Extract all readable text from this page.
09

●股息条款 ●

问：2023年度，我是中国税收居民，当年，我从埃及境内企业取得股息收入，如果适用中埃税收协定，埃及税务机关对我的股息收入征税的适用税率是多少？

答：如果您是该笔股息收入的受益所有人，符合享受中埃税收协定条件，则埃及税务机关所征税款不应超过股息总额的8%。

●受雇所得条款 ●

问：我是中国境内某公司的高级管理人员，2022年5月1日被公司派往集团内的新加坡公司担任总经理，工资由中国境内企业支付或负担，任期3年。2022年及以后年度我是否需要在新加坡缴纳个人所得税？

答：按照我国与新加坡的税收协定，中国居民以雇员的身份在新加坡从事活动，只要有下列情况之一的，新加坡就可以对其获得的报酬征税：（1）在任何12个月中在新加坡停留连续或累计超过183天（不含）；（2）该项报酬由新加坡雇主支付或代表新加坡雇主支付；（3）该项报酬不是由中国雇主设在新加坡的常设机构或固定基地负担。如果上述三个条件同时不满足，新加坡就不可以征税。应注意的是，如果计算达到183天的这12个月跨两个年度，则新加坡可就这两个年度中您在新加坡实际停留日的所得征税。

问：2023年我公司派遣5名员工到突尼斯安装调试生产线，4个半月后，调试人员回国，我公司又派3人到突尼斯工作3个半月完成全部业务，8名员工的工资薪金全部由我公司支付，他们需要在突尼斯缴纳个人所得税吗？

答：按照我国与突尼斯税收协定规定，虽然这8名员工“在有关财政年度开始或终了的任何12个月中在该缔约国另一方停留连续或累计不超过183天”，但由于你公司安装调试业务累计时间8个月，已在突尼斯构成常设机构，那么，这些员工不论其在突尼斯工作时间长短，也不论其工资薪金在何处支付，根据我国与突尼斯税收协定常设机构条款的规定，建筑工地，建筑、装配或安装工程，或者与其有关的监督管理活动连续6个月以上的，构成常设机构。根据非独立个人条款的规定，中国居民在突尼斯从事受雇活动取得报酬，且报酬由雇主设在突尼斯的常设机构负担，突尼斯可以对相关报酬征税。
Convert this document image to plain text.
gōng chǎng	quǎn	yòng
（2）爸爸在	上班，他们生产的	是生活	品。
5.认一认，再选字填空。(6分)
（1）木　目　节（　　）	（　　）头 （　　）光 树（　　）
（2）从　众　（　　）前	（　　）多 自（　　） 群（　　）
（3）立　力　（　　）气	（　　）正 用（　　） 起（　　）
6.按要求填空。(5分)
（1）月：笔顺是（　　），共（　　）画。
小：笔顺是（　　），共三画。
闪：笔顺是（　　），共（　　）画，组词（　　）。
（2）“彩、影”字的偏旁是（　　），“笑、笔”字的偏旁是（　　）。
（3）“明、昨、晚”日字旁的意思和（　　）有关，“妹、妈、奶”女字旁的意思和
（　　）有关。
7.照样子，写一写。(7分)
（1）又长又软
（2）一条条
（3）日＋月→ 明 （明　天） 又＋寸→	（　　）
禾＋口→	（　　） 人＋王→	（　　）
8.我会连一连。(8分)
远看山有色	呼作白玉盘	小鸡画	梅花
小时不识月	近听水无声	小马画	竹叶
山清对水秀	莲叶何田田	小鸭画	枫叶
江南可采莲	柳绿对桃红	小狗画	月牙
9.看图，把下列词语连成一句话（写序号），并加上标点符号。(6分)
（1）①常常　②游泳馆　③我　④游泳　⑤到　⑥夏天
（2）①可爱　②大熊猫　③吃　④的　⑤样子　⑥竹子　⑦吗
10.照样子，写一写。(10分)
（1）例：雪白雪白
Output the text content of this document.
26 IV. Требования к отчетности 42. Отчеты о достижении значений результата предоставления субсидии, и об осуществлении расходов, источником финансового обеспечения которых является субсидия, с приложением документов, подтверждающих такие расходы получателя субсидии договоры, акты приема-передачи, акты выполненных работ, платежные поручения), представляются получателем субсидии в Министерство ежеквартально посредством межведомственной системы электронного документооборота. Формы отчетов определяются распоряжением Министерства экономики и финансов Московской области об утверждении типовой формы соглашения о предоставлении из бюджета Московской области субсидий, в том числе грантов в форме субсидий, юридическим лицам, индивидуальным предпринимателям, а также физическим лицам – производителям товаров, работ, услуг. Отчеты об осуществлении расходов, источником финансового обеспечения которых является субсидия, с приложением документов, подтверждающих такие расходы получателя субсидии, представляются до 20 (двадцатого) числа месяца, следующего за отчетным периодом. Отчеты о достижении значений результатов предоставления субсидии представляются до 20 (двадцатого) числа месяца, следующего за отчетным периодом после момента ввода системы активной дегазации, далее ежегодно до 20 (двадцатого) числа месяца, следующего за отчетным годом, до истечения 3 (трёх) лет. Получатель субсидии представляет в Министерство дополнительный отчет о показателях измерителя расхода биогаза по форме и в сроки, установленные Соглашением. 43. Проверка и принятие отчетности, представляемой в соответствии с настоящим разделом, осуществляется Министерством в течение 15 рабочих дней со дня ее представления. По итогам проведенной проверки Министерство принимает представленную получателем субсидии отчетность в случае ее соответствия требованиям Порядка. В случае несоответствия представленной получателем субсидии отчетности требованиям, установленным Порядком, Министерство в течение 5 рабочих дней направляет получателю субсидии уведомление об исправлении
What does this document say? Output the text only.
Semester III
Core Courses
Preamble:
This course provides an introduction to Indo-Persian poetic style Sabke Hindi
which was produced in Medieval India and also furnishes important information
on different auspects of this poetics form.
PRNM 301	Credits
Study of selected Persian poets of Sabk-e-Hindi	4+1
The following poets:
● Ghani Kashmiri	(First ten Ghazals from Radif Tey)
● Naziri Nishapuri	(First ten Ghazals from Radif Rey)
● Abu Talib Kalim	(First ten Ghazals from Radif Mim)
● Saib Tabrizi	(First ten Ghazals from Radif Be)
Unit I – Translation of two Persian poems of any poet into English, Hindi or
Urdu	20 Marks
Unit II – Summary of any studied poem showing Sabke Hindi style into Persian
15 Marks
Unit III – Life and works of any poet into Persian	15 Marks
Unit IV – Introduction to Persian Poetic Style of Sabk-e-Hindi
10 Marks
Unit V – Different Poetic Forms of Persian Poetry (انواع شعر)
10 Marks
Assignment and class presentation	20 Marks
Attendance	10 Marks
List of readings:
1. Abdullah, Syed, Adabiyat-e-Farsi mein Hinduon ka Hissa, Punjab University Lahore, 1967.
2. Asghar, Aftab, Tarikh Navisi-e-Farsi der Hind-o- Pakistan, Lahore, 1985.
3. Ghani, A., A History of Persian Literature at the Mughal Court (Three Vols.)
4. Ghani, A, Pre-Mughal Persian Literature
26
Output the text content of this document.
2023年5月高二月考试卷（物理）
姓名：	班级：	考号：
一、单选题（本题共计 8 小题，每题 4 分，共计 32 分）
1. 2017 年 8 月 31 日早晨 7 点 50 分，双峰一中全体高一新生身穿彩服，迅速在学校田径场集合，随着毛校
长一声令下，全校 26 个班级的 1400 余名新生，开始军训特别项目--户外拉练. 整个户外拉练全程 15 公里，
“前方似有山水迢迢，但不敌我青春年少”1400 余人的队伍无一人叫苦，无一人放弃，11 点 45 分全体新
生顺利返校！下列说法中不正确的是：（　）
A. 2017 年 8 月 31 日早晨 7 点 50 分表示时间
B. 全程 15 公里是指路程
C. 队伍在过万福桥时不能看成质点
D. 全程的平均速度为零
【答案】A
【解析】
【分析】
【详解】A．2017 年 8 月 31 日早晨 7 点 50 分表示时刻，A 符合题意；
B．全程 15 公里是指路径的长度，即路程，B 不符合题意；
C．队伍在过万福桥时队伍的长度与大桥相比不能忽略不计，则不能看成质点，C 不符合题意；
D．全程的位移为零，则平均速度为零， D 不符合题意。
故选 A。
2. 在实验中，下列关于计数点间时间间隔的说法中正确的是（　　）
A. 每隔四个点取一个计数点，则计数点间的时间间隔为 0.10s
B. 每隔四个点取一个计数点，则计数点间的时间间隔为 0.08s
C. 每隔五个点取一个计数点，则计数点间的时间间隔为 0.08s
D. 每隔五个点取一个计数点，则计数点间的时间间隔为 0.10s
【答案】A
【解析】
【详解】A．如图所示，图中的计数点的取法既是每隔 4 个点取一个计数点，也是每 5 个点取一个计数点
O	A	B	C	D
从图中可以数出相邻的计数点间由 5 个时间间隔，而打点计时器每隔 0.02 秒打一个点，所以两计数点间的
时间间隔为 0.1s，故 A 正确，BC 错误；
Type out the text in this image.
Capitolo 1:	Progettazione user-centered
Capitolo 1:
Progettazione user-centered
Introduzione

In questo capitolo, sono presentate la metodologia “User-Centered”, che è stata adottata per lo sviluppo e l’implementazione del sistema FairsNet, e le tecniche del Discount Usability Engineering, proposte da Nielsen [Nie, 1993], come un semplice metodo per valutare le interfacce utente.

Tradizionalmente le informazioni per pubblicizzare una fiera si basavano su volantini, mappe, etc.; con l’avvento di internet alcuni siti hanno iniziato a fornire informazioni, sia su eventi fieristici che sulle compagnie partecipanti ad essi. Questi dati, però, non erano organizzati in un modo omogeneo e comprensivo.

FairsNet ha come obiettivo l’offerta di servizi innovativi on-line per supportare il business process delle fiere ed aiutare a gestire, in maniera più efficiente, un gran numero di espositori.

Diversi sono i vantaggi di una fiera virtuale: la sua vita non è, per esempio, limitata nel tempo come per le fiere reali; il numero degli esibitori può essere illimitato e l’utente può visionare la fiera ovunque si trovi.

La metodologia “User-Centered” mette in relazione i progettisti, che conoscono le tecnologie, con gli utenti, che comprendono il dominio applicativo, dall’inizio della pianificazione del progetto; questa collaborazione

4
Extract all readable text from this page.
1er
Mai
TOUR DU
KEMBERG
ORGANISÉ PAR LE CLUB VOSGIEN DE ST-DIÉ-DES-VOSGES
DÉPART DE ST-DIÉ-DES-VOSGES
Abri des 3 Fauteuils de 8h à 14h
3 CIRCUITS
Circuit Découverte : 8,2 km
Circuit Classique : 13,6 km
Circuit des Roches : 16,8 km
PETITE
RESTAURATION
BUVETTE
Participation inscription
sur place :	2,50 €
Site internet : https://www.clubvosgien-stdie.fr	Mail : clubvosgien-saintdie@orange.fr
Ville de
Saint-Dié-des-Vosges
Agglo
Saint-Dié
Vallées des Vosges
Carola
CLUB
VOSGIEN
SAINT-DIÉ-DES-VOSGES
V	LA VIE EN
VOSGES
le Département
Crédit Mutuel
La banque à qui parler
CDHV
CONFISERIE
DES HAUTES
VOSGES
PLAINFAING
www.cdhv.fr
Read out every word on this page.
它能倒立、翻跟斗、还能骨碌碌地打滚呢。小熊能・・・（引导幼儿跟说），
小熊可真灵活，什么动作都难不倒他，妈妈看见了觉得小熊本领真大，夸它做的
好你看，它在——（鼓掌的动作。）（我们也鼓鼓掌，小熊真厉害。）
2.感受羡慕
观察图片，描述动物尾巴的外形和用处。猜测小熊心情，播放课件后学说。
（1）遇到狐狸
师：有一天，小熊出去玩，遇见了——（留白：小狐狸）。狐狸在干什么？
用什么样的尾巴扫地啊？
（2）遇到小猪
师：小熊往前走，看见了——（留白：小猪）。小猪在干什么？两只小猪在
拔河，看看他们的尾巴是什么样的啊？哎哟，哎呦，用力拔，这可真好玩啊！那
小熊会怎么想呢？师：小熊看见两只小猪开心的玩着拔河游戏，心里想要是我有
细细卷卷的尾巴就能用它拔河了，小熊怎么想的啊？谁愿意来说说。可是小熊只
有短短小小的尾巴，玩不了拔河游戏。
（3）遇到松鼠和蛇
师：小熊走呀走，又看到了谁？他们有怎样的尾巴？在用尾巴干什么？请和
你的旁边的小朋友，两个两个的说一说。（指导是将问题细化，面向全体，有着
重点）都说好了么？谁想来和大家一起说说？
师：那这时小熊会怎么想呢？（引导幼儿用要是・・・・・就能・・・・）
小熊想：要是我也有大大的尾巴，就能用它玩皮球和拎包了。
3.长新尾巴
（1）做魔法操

________________________________________

Find every line in the records that has the string "sono", then state how many there are and nothing else.

COMPLETE RESPONSE :: 2